▶ **Input**:
····················

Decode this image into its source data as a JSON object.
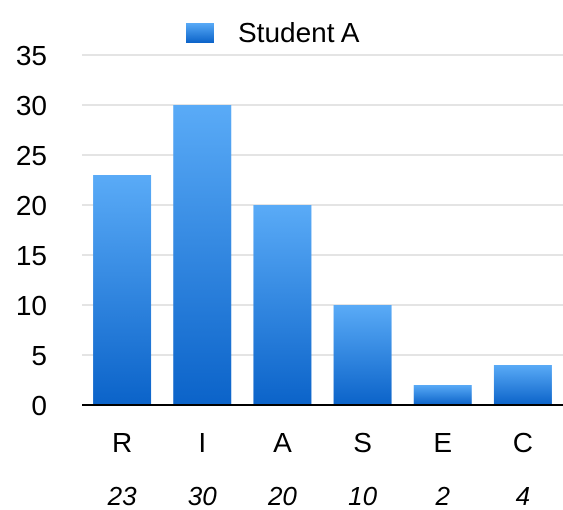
{
  "chart_data": {
    "type": "bar",
    "categories": [
      "R",
      "I",
      "A",
      "S",
      "E",
      "C"
    ],
    "series": [
      {
        "name": "Student A",
        "values": [
          23,
          30,
          20,
          10,
          2,
          4
        ]
      }
    ],
    "value_labels": [
      "23",
      "30",
      "20",
      "10",
      "2",
      "4"
    ],
    "yticks": [
      "0",
      "5",
      "10",
      "15",
      "20",
      "25",
      "30",
      "35"
    ],
    "ylim": [
      0,
      35
    ],
    "grid": true,
    "legend_position": "top-center",
    "colors": {
      "bar_top": "#5aabf7",
      "bar_bottom": "#0b63c9",
      "grid": "#c8c8c8",
      "axis": "#000000"
    }
  }
}
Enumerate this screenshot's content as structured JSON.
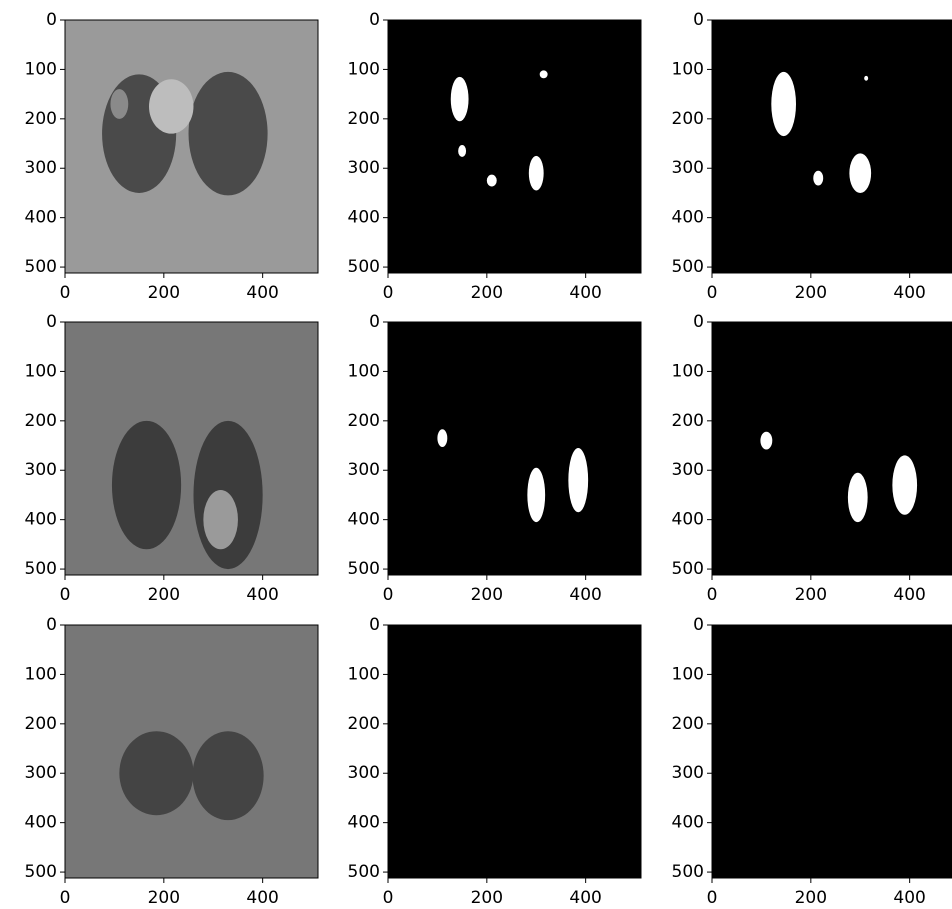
{
  "chart_data": [
    {
      "type": "image",
      "xlim": [
        0,
        512
      ],
      "ylim": [
        512,
        0
      ],
      "xticks": [
        0,
        200,
        400
      ],
      "yticks": [
        0,
        100,
        200,
        300,
        400,
        500
      ]
    },
    {
      "type": "image",
      "xlim": [
        0,
        512
      ],
      "ylim": [
        512,
        0
      ],
      "xticks": [
        0,
        200,
        400
      ],
      "yticks": [
        0,
        100,
        200,
        300,
        400,
        500
      ]
    },
    {
      "type": "image",
      "xlim": [
        0,
        512
      ],
      "ylim": [
        512,
        0
      ],
      "xticks": [
        0,
        200,
        400
      ],
      "yticks": [
        0,
        100,
        200,
        300,
        400,
        500
      ]
    },
    {
      "type": "image",
      "xlim": [
        0,
        512
      ],
      "ylim": [
        512,
        0
      ],
      "xticks": [
        0,
        200,
        400
      ],
      "yticks": [
        0,
        100,
        200,
        300,
        400,
        500
      ]
    },
    {
      "type": "image",
      "xlim": [
        0,
        512
      ],
      "ylim": [
        512,
        0
      ],
      "xticks": [
        0,
        200,
        400
      ],
      "yticks": [
        0,
        100,
        200,
        300,
        400,
        500
      ]
    },
    {
      "type": "image",
      "xlim": [
        0,
        512
      ],
      "ylim": [
        512,
        0
      ],
      "xticks": [
        0,
        200,
        400
      ],
      "yticks": [
        0,
        100,
        200,
        300,
        400,
        500
      ]
    },
    {
      "type": "image",
      "xlim": [
        0,
        512
      ],
      "ylim": [
        512,
        0
      ],
      "xticks": [
        0,
        200,
        400
      ],
      "yticks": [
        0,
        100,
        200,
        300,
        400,
        500
      ]
    },
    {
      "type": "image",
      "xlim": [
        0,
        512
      ],
      "ylim": [
        512,
        0
      ],
      "xticks": [
        0,
        200,
        400
      ],
      "yticks": [
        0,
        100,
        200,
        300,
        400,
        500
      ]
    },
    {
      "type": "image",
      "xlim": [
        0,
        512
      ],
      "ylim": [
        512,
        0
      ],
      "xticks": [
        0,
        200,
        400
      ],
      "yticks": [
        0,
        100,
        200,
        300,
        400,
        500
      ]
    }
  ]
}
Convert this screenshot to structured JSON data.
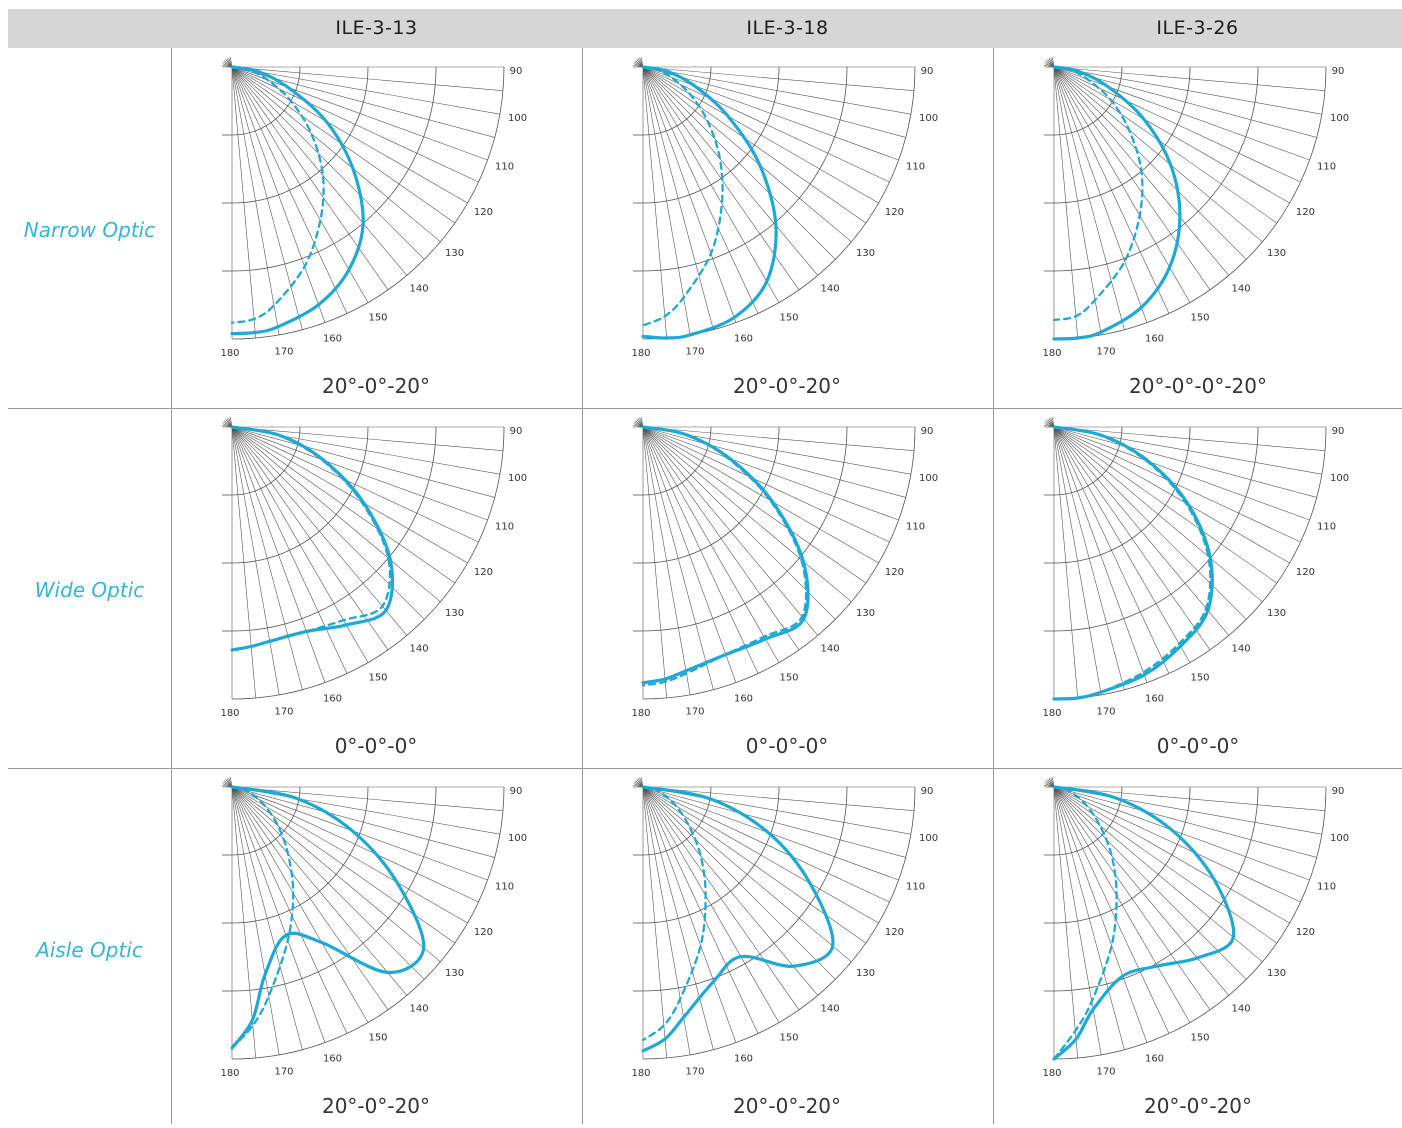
{
  "header": {
    "columns": [
      "ILE-3-13",
      "ILE-3-18",
      "ILE-3-26"
    ]
  },
  "rows": [
    {
      "label": "Narrow Optic",
      "captions": [
        "20°-0°-20°",
        "20°-0°-20°",
        "20°-0°-0°-20°"
      ]
    },
    {
      "label": "Wide Optic",
      "captions": [
        "0°-0°-0°",
        "0°-0°-0°",
        "0°-0°-0°"
      ]
    },
    {
      "label": "Aisle Optic",
      "captions": [
        "20°-0°-20°",
        "20°-0°-20°",
        "20°-0°-20°"
      ]
    }
  ],
  "colors": {
    "curve": "#1ea8d6",
    "label": "#35b3db",
    "grid": "#555555",
    "header_bg": "#d6d6d6"
  },
  "chart_data": {
    "type": "polar",
    "angle_ticks": [
      90,
      100,
      110,
      120,
      130,
      140,
      150,
      160,
      170,
      180
    ],
    "angle_range": [
      90,
      180
    ],
    "series_styles": [
      "solid",
      "dashed"
    ],
    "charts": [
      {
        "row": "Narrow Optic",
        "column": "ILE-3-13",
        "solid": [
          [
            90,
            0
          ],
          [
            100,
            0.1
          ],
          [
            110,
            0.22
          ],
          [
            120,
            0.4
          ],
          [
            130,
            0.58
          ],
          [
            140,
            0.75
          ],
          [
            150,
            0.86
          ],
          [
            160,
            0.93
          ],
          [
            170,
            0.97
          ],
          [
            175,
            0.98
          ],
          [
            180,
            0.98
          ]
        ],
        "dashed": [
          [
            90,
            0
          ],
          [
            100,
            0.06
          ],
          [
            110,
            0.14
          ],
          [
            120,
            0.25
          ],
          [
            130,
            0.38
          ],
          [
            140,
            0.52
          ],
          [
            150,
            0.65
          ],
          [
            160,
            0.78
          ],
          [
            170,
            0.89
          ],
          [
            175,
            0.93
          ],
          [
            180,
            0.94
          ]
        ]
      },
      {
        "row": "Narrow Optic",
        "column": "ILE-3-18",
        "solid": [
          [
            90,
            0
          ],
          [
            100,
            0.09
          ],
          [
            110,
            0.2
          ],
          [
            120,
            0.36
          ],
          [
            130,
            0.56
          ],
          [
            140,
            0.76
          ],
          [
            150,
            0.91
          ],
          [
            160,
            0.98
          ],
          [
            170,
            1.0
          ],
          [
            175,
            1.0
          ],
          [
            180,
            0.99
          ]
        ],
        "dashed": [
          [
            90,
            0
          ],
          [
            100,
            0.05
          ],
          [
            110,
            0.11
          ],
          [
            120,
            0.2
          ],
          [
            130,
            0.31
          ],
          [
            140,
            0.44
          ],
          [
            150,
            0.58
          ],
          [
            160,
            0.73
          ],
          [
            170,
            0.86
          ],
          [
            175,
            0.92
          ],
          [
            180,
            0.95
          ]
        ]
      },
      {
        "row": "Narrow Optic",
        "column": "ILE-3-26",
        "solid": [
          [
            90,
            0
          ],
          [
            100,
            0.09
          ],
          [
            110,
            0.21
          ],
          [
            120,
            0.38
          ],
          [
            130,
            0.56
          ],
          [
            140,
            0.72
          ],
          [
            150,
            0.85
          ],
          [
            160,
            0.94
          ],
          [
            170,
            0.99
          ],
          [
            175,
            1.0
          ],
          [
            180,
            1.0
          ]
        ],
        "dashed": [
          [
            90,
            0
          ],
          [
            100,
            0.06
          ],
          [
            110,
            0.13
          ],
          [
            120,
            0.24
          ],
          [
            130,
            0.36
          ],
          [
            140,
            0.5
          ],
          [
            150,
            0.63
          ],
          [
            160,
            0.76
          ],
          [
            170,
            0.87
          ],
          [
            175,
            0.92
          ],
          [
            180,
            0.93
          ]
        ]
      },
      {
        "row": "Wide Optic",
        "column": "ILE-3-13",
        "solid": [
          [
            90,
            0
          ],
          [
            100,
            0.18
          ],
          [
            110,
            0.36
          ],
          [
            120,
            0.56
          ],
          [
            130,
            0.76
          ],
          [
            140,
            0.88
          ],
          [
            150,
            0.84
          ],
          [
            160,
            0.8
          ],
          [
            170,
            0.8
          ],
          [
            175,
            0.81
          ],
          [
            180,
            0.82
          ]
        ],
        "dashed": [
          [
            90,
            0
          ],
          [
            100,
            0.17
          ],
          [
            110,
            0.35
          ],
          [
            120,
            0.55
          ],
          [
            130,
            0.75
          ],
          [
            140,
            0.86
          ],
          [
            150,
            0.82
          ],
          [
            160,
            0.8
          ],
          [
            170,
            0.8
          ],
          [
            175,
            0.81
          ],
          [
            180,
            0.82
          ]
        ]
      },
      {
        "row": "Wide Optic",
        "column": "ILE-3-18",
        "solid": [
          [
            90,
            0
          ],
          [
            100,
            0.16
          ],
          [
            110,
            0.34
          ],
          [
            120,
            0.55
          ],
          [
            130,
            0.77
          ],
          [
            140,
            0.92
          ],
          [
            150,
            0.9
          ],
          [
            160,
            0.89
          ],
          [
            170,
            0.91
          ],
          [
            175,
            0.93
          ],
          [
            180,
            0.94
          ]
        ],
        "dashed": [
          [
            90,
            0
          ],
          [
            100,
            0.16
          ],
          [
            110,
            0.33
          ],
          [
            120,
            0.54
          ],
          [
            130,
            0.76
          ],
          [
            140,
            0.91
          ],
          [
            150,
            0.89
          ],
          [
            160,
            0.89
          ],
          [
            170,
            0.92
          ],
          [
            175,
            0.94
          ],
          [
            180,
            0.95
          ]
        ]
      },
      {
        "row": "Wide Optic",
        "column": "ILE-3-26",
        "solid": [
          [
            90,
            0
          ],
          [
            100,
            0.18
          ],
          [
            110,
            0.37
          ],
          [
            120,
            0.57
          ],
          [
            130,
            0.75
          ],
          [
            140,
            0.88
          ],
          [
            150,
            0.93
          ],
          [
            160,
            0.97
          ],
          [
            170,
            0.99
          ],
          [
            175,
            1.0
          ],
          [
            180,
            1.0
          ]
        ],
        "dashed": [
          [
            90,
            0
          ],
          [
            100,
            0.17
          ],
          [
            110,
            0.36
          ],
          [
            120,
            0.56
          ],
          [
            130,
            0.74
          ],
          [
            140,
            0.87
          ],
          [
            150,
            0.92
          ],
          [
            160,
            0.96
          ],
          [
            170,
            0.99
          ],
          [
            175,
            1.0
          ],
          [
            180,
            1.0
          ]
        ]
      },
      {
        "row": "Aisle Optic",
        "column": "ILE-3-13",
        "solid": [
          [
            90,
            0
          ],
          [
            100,
            0.24
          ],
          [
            110,
            0.47
          ],
          [
            120,
            0.7
          ],
          [
            130,
            0.92
          ],
          [
            140,
            0.89
          ],
          [
            150,
            0.66
          ],
          [
            160,
            0.58
          ],
          [
            170,
            0.7
          ],
          [
            175,
            0.86
          ],
          [
            180,
            0.96
          ]
        ],
        "dashed": [
          [
            90,
            0
          ],
          [
            100,
            0.04
          ],
          [
            110,
            0.08
          ],
          [
            120,
            0.14
          ],
          [
            130,
            0.22
          ],
          [
            140,
            0.32
          ],
          [
            150,
            0.45
          ],
          [
            160,
            0.6
          ],
          [
            170,
            0.78
          ],
          [
            175,
            0.88
          ],
          [
            180,
            0.96
          ]
        ]
      },
      {
        "row": "Aisle Optic",
        "column": "ILE-3-18",
        "solid": [
          [
            90,
            0
          ],
          [
            100,
            0.25
          ],
          [
            110,
            0.49
          ],
          [
            120,
            0.71
          ],
          [
            130,
            0.91
          ],
          [
            140,
            0.86
          ],
          [
            150,
            0.72
          ],
          [
            160,
            0.76
          ],
          [
            170,
            0.86
          ],
          [
            175,
            0.93
          ],
          [
            180,
            0.97
          ]
        ],
        "dashed": [
          [
            90,
            0
          ],
          [
            100,
            0.04
          ],
          [
            110,
            0.08
          ],
          [
            120,
            0.14
          ],
          [
            130,
            0.22
          ],
          [
            140,
            0.33
          ],
          [
            150,
            0.46
          ],
          [
            160,
            0.62
          ],
          [
            170,
            0.79
          ],
          [
            175,
            0.88
          ],
          [
            180,
            0.93
          ]
        ]
      },
      {
        "row": "Aisle Optic",
        "column": "ILE-3-26",
        "solid": [
          [
            90,
            0
          ],
          [
            100,
            0.23
          ],
          [
            110,
            0.46
          ],
          [
            120,
            0.68
          ],
          [
            130,
            0.86
          ],
          [
            140,
            0.82
          ],
          [
            150,
            0.76
          ],
          [
            160,
            0.74
          ],
          [
            170,
            0.83
          ],
          [
            175,
            0.93
          ],
          [
            180,
            1.0
          ]
        ],
        "dashed": [
          [
            90,
            0
          ],
          [
            100,
            0.04
          ],
          [
            110,
            0.08
          ],
          [
            120,
            0.14
          ],
          [
            130,
            0.22
          ],
          [
            140,
            0.33
          ],
          [
            150,
            0.46
          ],
          [
            160,
            0.62
          ],
          [
            170,
            0.8
          ],
          [
            175,
            0.9
          ],
          [
            180,
            1.0
          ]
        ]
      }
    ]
  }
}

····················

▶ **Set exercise**:
In the lines above, locate the string "this". Copy every line where it occurs.

▶ **Full solution**:
Decode this image into its source data as a JSON object.
Enumerate this screenshot's content as structured JSON.
Convert this screenshot to structured JSON data.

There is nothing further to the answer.